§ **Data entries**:
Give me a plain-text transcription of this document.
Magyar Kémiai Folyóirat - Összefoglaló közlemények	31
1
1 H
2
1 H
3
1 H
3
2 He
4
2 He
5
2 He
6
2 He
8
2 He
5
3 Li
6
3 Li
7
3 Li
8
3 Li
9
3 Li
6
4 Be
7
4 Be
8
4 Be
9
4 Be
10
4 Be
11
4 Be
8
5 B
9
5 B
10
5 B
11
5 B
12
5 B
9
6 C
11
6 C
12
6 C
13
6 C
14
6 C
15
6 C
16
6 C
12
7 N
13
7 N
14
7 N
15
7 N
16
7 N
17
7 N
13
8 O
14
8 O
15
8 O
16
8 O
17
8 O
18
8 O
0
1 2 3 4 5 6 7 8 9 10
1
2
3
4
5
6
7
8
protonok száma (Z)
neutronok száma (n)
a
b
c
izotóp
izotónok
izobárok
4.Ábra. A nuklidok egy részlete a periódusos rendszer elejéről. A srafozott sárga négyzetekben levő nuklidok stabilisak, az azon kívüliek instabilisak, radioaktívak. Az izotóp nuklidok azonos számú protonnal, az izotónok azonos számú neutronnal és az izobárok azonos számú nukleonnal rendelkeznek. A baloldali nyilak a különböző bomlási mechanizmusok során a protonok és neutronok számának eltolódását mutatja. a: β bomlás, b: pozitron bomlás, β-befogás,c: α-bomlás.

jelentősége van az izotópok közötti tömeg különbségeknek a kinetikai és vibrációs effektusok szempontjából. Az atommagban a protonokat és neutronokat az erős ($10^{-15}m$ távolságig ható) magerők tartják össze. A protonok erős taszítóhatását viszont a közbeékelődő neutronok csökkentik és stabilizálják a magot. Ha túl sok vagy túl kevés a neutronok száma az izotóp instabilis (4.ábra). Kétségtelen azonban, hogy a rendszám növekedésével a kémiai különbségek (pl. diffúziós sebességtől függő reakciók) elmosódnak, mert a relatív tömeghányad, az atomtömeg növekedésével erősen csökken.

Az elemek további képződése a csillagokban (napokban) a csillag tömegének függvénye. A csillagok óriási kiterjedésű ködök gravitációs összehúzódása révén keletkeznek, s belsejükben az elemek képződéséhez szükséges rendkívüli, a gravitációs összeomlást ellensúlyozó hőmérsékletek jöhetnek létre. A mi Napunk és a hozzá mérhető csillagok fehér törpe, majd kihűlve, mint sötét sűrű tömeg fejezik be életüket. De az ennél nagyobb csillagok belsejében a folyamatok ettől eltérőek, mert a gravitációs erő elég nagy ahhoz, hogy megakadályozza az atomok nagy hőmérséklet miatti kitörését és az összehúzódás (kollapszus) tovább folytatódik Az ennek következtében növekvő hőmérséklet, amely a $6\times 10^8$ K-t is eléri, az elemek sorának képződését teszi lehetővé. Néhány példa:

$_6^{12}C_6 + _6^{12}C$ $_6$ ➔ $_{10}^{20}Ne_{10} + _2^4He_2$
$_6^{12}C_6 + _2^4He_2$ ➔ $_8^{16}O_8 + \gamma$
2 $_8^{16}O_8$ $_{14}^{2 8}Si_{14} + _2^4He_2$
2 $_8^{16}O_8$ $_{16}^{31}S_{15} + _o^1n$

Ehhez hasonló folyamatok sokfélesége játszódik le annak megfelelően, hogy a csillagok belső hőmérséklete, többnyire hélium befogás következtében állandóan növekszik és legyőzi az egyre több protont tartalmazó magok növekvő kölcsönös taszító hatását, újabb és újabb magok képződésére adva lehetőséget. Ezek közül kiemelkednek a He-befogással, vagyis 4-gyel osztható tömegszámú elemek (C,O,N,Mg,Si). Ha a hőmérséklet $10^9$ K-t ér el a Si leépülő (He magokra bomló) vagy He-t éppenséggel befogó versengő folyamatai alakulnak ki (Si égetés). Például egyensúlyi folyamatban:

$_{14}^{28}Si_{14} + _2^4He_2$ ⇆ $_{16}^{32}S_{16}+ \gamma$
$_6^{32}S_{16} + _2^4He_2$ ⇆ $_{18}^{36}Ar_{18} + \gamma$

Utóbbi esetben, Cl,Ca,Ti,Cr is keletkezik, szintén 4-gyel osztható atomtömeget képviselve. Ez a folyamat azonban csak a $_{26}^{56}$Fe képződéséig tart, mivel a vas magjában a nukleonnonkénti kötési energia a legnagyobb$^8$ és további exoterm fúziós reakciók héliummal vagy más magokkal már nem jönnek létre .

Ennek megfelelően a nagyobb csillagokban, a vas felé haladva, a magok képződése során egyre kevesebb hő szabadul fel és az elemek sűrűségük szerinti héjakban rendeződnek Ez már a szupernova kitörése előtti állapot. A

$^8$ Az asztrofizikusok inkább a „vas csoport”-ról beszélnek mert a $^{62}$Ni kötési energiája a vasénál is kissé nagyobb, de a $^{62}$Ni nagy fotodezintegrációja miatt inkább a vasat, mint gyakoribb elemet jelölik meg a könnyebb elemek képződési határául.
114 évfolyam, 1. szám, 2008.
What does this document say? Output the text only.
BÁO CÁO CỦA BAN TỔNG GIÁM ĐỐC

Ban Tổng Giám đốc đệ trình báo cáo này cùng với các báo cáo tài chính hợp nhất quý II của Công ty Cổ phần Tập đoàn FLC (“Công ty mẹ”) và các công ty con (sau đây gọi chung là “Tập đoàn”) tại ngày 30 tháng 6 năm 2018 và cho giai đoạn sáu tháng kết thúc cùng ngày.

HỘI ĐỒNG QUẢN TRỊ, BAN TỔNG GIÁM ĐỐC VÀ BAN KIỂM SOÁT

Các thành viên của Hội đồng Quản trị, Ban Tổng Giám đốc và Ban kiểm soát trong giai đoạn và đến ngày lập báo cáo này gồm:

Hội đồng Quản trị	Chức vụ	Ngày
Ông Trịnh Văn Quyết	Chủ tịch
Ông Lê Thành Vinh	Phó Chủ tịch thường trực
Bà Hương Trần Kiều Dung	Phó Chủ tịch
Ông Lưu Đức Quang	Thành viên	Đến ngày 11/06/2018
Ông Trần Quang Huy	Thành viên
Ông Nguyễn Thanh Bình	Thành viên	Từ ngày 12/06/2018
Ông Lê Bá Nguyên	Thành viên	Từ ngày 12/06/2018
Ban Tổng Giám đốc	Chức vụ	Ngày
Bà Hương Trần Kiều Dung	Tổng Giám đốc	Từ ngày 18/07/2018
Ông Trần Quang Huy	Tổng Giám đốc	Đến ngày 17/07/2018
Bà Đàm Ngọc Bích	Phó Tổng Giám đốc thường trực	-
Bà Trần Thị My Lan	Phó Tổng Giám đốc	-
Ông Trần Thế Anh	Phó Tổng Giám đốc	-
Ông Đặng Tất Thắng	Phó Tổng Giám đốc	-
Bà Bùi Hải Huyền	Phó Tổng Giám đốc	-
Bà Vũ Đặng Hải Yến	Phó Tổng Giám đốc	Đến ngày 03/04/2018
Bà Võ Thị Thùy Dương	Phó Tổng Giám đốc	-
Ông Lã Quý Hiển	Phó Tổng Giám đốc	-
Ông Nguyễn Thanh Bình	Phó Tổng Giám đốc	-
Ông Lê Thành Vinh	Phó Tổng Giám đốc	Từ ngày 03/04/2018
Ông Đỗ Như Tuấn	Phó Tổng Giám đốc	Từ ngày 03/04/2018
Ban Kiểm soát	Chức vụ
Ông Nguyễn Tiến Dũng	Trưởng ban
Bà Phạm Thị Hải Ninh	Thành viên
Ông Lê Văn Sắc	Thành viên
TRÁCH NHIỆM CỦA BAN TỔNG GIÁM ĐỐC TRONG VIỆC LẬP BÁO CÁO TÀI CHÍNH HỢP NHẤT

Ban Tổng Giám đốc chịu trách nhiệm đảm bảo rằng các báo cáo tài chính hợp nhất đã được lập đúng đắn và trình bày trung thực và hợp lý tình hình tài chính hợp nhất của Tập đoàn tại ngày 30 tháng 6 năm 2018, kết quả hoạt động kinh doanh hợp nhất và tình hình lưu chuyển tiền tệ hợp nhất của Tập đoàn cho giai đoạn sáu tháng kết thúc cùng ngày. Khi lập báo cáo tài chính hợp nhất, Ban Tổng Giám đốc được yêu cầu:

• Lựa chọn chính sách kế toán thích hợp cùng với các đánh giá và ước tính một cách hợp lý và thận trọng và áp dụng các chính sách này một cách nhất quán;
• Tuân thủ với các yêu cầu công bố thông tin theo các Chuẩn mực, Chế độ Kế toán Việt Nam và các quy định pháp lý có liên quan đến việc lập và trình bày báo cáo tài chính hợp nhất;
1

§ **What is required**:
Each line that has the word "mint" should be copied.

§ **Exercise response**:
Az elemek további képződése a csillagokban (napokban) a csillag tömegének függvénye. A csillagok óriási kiterjedésű ködök gravitációs összehúzódása révén keletkeznek, s belsejükben az elemek képződéséhez szükséges rendkívüli, a gravitációs összeomlást ellensúlyozó hőmérsékletek jöhetnek létre. A mi Napunk és a hozzá mérhető csillagok fehér törpe, majd kihűlve, mint sötét sűrű tömeg fejezik be életüket. De az ennél nagyobb csillagok belsejében a folyamatok ettől eltérőek, mert a gravitációs erő elég nagy ahhoz, hogy megakadályozza az atomok nagy hőmérséklet miatti kitörését és az összehúzódás (kollapszus) tovább folytatódik Az ennek következtében növekvő hőmérséklet, amely a $6\times 10^8$ K-t is eléri, az elemek sorának képződését teszi lehetővé. Néhány példa:
$^8$ Az asztrofizikusok inkább a „vas csoport”-ról beszélnek mert a $^{62}$Ni kötési energiája a vasénál is kissé nagyobb, de a $^{62}$Ni nagy fotodezintegrációja miatt inkább a vasat, mint gyakoribb elemet jelölik meg a könnyebb elemek képződési határául.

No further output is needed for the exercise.